**What the exercise asks**
Copy out each line featuring the string "subtitle" from the entries beneath.

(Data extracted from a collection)
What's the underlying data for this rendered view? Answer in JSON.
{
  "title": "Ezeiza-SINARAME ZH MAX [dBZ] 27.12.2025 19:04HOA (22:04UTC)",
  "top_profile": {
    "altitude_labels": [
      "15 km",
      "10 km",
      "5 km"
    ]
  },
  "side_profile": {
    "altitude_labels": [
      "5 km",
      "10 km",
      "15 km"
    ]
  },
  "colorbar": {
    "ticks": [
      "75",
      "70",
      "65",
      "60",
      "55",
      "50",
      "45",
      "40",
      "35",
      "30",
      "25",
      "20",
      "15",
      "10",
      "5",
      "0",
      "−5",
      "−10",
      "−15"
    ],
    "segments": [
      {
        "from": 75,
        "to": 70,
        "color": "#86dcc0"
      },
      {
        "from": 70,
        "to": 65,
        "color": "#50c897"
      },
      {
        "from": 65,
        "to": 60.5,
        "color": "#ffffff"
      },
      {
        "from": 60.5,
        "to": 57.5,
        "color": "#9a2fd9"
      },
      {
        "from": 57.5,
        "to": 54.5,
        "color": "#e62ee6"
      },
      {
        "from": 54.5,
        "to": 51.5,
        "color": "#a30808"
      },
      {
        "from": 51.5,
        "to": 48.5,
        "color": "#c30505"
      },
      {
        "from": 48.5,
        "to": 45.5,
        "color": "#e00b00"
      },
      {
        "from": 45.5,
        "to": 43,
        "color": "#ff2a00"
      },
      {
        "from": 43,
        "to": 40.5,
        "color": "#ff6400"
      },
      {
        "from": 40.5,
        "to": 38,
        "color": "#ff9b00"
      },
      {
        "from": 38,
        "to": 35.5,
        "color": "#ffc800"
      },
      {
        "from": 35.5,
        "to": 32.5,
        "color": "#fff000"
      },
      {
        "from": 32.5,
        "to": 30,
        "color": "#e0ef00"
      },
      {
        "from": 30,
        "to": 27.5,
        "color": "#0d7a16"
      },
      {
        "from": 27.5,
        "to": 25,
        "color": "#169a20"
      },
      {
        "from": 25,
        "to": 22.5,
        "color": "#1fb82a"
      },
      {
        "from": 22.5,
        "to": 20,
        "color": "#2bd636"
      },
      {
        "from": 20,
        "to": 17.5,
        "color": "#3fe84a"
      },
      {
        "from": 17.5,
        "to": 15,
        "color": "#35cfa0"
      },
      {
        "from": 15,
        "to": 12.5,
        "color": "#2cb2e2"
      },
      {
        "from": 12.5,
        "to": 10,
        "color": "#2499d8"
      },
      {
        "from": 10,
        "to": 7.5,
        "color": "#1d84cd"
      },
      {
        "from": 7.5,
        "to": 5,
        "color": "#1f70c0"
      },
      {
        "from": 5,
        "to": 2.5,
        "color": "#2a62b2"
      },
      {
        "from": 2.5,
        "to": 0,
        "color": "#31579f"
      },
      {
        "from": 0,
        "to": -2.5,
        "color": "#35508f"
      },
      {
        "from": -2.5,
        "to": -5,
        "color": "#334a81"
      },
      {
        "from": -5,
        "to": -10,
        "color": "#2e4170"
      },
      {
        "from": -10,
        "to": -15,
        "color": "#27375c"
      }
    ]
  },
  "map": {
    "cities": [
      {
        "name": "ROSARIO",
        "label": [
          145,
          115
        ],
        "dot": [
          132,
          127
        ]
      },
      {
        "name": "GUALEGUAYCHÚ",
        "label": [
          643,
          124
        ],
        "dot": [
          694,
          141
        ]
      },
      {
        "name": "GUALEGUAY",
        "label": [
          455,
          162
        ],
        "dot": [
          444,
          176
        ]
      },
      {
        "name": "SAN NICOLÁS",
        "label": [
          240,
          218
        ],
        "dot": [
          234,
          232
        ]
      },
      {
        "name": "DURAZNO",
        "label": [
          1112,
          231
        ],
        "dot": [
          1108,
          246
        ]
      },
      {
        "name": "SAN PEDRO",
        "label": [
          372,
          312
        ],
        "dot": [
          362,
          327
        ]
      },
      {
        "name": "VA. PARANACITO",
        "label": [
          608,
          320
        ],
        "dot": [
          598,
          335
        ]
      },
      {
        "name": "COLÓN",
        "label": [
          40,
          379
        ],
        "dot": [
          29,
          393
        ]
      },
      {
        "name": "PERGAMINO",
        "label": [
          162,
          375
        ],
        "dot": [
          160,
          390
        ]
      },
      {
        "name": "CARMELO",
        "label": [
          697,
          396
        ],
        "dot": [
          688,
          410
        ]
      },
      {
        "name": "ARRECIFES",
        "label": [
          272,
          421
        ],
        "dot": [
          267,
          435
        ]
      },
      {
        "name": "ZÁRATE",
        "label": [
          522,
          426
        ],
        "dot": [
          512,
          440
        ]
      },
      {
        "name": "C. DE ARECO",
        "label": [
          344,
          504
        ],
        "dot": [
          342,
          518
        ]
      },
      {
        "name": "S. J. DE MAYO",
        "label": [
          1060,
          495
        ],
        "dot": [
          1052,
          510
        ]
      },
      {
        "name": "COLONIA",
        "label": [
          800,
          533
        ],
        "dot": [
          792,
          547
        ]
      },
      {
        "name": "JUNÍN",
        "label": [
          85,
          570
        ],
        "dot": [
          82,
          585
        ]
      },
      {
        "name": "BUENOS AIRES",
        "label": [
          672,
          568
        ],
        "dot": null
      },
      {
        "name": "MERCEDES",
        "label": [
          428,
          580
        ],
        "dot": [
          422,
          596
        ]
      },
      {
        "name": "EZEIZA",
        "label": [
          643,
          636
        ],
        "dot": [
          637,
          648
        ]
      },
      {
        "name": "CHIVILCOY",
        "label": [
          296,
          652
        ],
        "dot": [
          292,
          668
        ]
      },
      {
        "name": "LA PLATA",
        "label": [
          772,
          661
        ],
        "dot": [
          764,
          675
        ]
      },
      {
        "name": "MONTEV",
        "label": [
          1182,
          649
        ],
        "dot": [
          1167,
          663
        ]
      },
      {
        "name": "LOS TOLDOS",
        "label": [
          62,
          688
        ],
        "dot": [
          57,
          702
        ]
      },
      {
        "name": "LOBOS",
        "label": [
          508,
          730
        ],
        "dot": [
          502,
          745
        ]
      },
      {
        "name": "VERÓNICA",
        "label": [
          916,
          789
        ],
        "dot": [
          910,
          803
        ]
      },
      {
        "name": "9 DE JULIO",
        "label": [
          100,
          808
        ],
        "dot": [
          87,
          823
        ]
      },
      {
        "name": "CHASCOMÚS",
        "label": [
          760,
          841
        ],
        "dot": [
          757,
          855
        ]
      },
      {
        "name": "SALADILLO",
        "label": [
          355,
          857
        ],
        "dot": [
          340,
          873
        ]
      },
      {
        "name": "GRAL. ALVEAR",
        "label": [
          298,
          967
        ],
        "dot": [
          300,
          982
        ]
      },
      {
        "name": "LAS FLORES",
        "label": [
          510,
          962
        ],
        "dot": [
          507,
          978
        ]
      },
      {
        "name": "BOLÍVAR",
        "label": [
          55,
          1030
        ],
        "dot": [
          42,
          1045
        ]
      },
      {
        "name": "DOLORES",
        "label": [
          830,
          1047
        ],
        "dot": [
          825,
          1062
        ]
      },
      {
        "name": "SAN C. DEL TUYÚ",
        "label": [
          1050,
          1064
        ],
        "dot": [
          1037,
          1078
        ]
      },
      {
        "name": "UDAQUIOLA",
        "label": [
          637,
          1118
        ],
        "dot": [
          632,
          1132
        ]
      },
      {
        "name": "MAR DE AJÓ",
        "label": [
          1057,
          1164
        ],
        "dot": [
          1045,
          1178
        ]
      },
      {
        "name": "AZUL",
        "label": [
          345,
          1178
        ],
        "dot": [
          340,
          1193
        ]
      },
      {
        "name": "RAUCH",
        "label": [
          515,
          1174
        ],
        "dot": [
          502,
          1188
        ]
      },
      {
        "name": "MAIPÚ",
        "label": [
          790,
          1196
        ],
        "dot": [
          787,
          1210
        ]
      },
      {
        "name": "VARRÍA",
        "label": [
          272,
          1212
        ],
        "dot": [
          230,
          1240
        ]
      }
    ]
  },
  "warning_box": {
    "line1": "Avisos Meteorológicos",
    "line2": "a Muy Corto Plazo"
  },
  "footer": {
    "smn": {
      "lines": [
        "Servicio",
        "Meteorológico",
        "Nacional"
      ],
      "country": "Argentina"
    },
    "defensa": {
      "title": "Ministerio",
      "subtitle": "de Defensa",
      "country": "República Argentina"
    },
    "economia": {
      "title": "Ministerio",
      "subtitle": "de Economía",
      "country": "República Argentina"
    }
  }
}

**Output of the exercise**
      "subtitle": "de Defensa",
      "subtitle": "de Economía",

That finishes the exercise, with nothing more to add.